### Short task
Give every line from the entries that contains "color".

### Data listing
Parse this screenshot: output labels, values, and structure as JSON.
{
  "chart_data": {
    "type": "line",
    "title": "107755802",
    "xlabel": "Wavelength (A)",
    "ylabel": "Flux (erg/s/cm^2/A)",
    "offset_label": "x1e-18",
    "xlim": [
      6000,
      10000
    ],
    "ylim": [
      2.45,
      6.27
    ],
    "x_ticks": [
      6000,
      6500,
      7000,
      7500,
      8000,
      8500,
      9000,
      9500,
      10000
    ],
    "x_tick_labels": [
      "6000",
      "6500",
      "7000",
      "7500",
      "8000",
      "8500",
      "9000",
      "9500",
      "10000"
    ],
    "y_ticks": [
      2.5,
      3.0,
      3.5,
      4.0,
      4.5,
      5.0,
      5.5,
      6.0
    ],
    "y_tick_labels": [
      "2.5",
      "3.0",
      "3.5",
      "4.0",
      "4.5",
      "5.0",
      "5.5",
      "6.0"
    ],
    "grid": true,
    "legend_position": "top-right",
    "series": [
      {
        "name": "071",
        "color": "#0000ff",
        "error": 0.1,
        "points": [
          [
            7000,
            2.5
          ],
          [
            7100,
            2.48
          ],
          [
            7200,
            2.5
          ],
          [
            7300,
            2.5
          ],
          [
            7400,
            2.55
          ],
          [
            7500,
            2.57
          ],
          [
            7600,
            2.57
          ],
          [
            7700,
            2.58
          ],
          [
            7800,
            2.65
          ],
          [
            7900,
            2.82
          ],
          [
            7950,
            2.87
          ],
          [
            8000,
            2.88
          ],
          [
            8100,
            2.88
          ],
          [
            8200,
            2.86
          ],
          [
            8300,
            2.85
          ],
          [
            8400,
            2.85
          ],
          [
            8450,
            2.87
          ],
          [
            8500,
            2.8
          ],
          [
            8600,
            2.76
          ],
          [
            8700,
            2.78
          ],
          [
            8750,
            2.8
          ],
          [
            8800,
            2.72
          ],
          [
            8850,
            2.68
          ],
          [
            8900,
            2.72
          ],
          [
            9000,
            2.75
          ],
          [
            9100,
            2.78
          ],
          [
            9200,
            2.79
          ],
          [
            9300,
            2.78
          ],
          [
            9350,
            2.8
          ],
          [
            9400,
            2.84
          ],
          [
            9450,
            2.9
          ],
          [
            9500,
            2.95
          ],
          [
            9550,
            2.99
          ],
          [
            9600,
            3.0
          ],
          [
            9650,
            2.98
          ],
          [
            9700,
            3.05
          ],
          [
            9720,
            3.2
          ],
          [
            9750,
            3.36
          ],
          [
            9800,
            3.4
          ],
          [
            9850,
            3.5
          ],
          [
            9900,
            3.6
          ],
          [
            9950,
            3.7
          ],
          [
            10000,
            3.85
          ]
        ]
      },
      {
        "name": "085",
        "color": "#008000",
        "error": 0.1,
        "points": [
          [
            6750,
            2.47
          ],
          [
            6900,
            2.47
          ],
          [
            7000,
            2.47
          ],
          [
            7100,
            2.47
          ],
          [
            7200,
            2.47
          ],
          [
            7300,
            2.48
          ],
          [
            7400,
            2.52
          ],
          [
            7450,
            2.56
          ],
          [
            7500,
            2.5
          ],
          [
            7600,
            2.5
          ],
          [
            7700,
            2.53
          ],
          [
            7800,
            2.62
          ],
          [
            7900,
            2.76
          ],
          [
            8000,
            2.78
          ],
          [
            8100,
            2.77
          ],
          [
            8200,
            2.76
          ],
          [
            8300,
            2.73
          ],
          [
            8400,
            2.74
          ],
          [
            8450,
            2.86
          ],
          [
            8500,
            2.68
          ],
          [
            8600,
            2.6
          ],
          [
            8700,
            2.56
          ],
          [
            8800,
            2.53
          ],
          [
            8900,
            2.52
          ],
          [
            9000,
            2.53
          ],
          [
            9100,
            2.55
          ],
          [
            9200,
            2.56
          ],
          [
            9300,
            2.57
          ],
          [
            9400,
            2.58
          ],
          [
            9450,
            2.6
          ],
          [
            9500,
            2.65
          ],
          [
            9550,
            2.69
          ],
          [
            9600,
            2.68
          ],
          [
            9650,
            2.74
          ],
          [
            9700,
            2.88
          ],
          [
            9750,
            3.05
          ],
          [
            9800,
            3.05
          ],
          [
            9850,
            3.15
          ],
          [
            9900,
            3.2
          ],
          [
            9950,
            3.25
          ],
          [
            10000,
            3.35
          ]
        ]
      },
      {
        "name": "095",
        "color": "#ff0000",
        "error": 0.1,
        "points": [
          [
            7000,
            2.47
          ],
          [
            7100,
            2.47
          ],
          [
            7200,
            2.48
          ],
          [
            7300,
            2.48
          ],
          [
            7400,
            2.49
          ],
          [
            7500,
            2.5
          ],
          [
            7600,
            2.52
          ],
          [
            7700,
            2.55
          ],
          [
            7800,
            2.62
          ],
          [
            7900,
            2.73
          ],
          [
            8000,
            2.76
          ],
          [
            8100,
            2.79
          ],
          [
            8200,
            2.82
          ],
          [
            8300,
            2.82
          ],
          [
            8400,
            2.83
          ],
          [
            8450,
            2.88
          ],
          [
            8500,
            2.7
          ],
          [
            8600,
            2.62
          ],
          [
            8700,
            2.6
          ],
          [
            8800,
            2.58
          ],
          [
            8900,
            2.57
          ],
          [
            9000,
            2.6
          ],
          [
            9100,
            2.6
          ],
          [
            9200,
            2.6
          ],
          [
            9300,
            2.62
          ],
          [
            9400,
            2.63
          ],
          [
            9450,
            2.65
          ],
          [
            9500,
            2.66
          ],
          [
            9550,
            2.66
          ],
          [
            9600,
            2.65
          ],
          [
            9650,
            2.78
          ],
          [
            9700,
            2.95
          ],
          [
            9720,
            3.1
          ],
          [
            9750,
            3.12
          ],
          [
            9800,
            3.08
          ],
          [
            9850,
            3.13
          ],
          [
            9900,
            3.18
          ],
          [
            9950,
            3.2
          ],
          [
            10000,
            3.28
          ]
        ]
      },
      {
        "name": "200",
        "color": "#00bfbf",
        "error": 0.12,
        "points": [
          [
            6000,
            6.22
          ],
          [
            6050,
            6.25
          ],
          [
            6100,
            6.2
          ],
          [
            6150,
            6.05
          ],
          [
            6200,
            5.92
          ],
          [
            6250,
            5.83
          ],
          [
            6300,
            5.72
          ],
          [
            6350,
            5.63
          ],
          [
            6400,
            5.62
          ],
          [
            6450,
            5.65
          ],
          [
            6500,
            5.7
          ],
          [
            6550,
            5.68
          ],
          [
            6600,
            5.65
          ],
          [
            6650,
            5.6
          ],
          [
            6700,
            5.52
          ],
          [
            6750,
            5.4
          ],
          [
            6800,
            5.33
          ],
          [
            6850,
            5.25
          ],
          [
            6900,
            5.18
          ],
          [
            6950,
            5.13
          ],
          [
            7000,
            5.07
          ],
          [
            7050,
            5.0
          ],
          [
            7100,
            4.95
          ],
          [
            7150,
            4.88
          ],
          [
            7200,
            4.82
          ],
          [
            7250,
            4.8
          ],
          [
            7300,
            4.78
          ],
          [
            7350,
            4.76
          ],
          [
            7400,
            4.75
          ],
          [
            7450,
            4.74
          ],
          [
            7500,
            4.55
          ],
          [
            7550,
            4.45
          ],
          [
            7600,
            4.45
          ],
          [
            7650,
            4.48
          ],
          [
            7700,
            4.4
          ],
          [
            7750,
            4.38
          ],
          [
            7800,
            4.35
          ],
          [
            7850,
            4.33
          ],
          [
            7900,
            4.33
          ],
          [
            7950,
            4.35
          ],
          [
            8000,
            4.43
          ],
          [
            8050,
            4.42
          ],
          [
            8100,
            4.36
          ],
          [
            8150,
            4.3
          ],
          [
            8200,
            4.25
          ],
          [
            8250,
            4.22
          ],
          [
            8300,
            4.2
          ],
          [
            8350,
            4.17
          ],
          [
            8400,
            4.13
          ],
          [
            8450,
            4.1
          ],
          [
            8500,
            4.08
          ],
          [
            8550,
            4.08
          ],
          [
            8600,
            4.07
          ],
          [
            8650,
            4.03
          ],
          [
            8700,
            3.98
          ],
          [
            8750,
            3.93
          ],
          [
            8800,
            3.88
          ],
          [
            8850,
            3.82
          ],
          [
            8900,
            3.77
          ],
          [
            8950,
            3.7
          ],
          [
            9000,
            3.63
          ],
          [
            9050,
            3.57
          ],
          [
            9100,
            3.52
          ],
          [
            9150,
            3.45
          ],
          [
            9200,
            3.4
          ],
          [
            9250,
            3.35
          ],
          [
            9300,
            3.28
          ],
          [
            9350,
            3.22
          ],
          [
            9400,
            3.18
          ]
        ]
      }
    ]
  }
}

### Expected answer
        "color": "#0000ff",
        "color": "#008000",
        "color": "#ff0000",
        "color": "#00bfbf",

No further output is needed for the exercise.